Which lines in the records below contain the word "JSON"? Copy each one out.

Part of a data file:

____

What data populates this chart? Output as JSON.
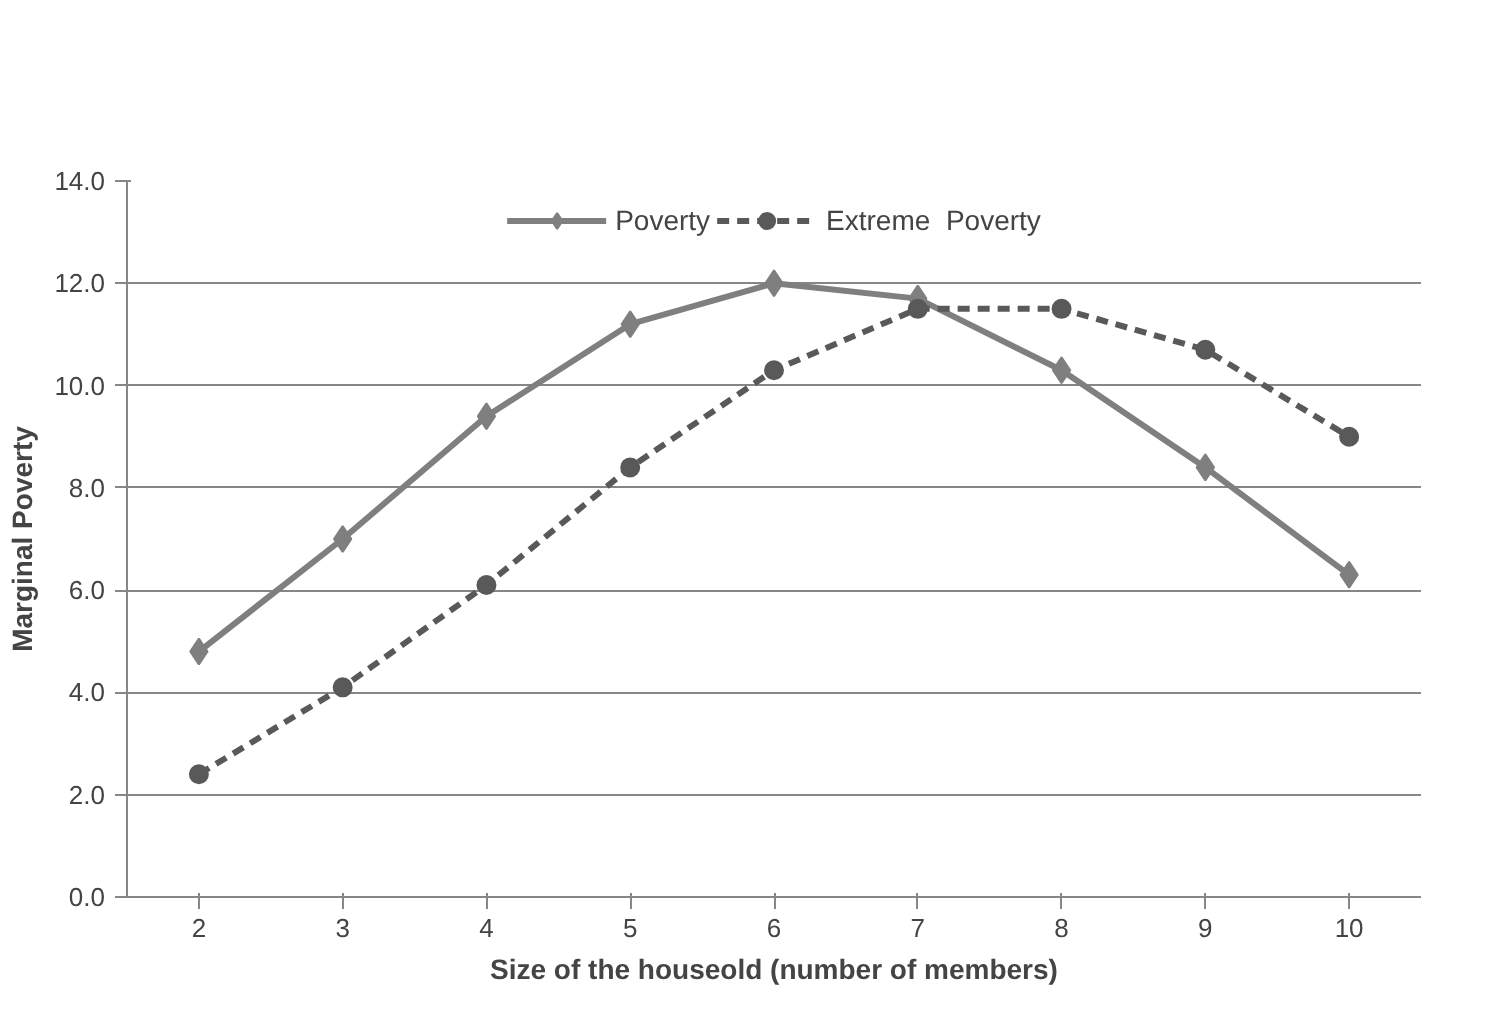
{
  "chart_data": {
    "type": "line",
    "xlabel": "Size of the houseold (number of members)",
    "ylabel": "Marginal Poverty",
    "categories": [
      "2",
      "3",
      "4",
      "5",
      "6",
      "7",
      "8",
      "9",
      "10"
    ],
    "series": [
      {
        "name": "Poverty",
        "color": "#7f7f7f",
        "marker": "diamond",
        "line_style": "solid",
        "values": [
          4.8,
          7.0,
          9.4,
          11.2,
          12.0,
          11.7,
          10.3,
          8.4,
          6.3
        ]
      },
      {
        "name": "Extreme  Poverty",
        "color": "#595959",
        "marker": "circle",
        "line_style": "dashed",
        "values": [
          2.4,
          4.1,
          6.1,
          8.4,
          10.3,
          11.5,
          11.5,
          10.7,
          9.0
        ]
      }
    ],
    "ylim": [
      0,
      14
    ],
    "yticks": [
      {
        "value": 0,
        "label": "0.0"
      },
      {
        "value": 2,
        "label": "2.0"
      },
      {
        "value": 4,
        "label": "4.0"
      },
      {
        "value": 6,
        "label": "6.0"
      },
      {
        "value": 8,
        "label": "8.0"
      },
      {
        "value": 10,
        "label": "10.0"
      },
      {
        "value": 12,
        "label": "12.0"
      },
      {
        "value": 14,
        "label": "14.0"
      }
    ],
    "grid": "y",
    "legend": "top"
  }
}
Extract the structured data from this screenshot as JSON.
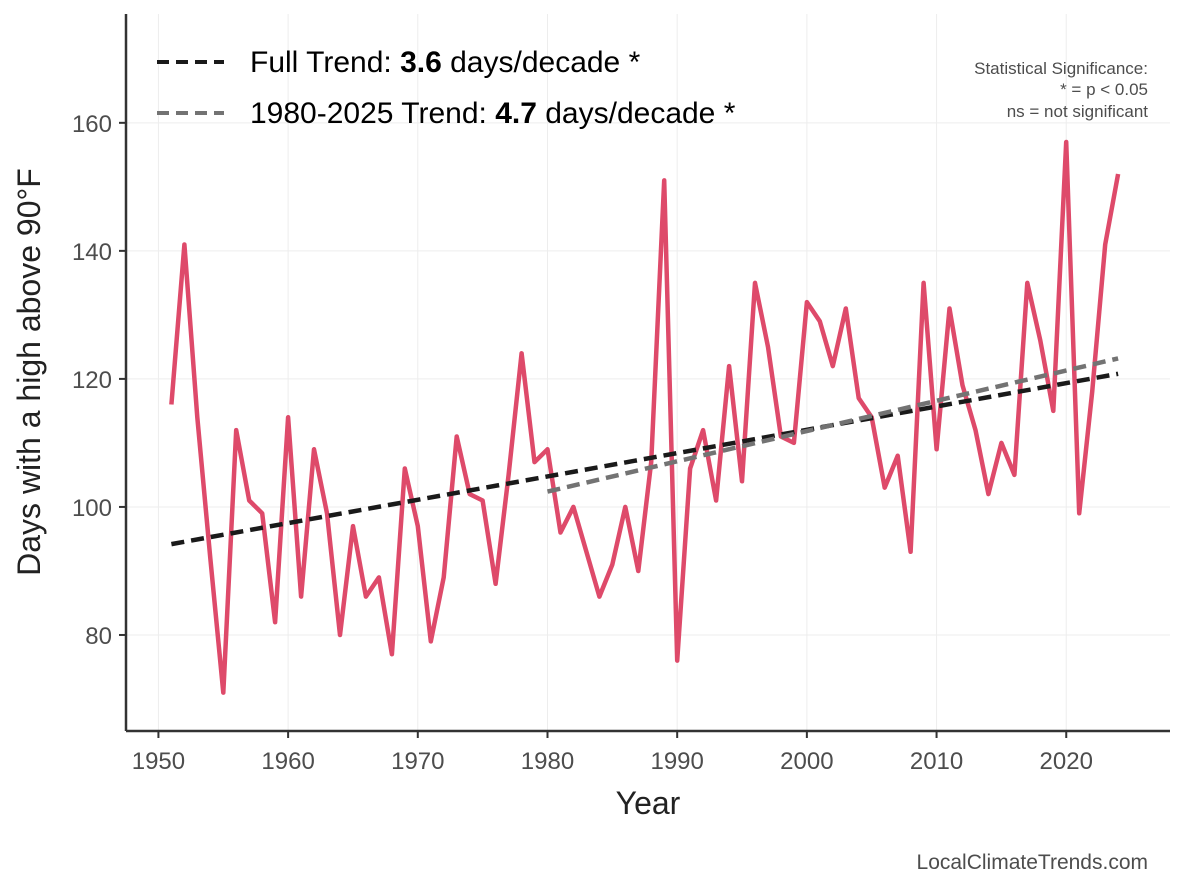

____

» **Answer to the task**:
What data populates this chart? Output as JSON.
Extract the structured data from this screenshot as JSON.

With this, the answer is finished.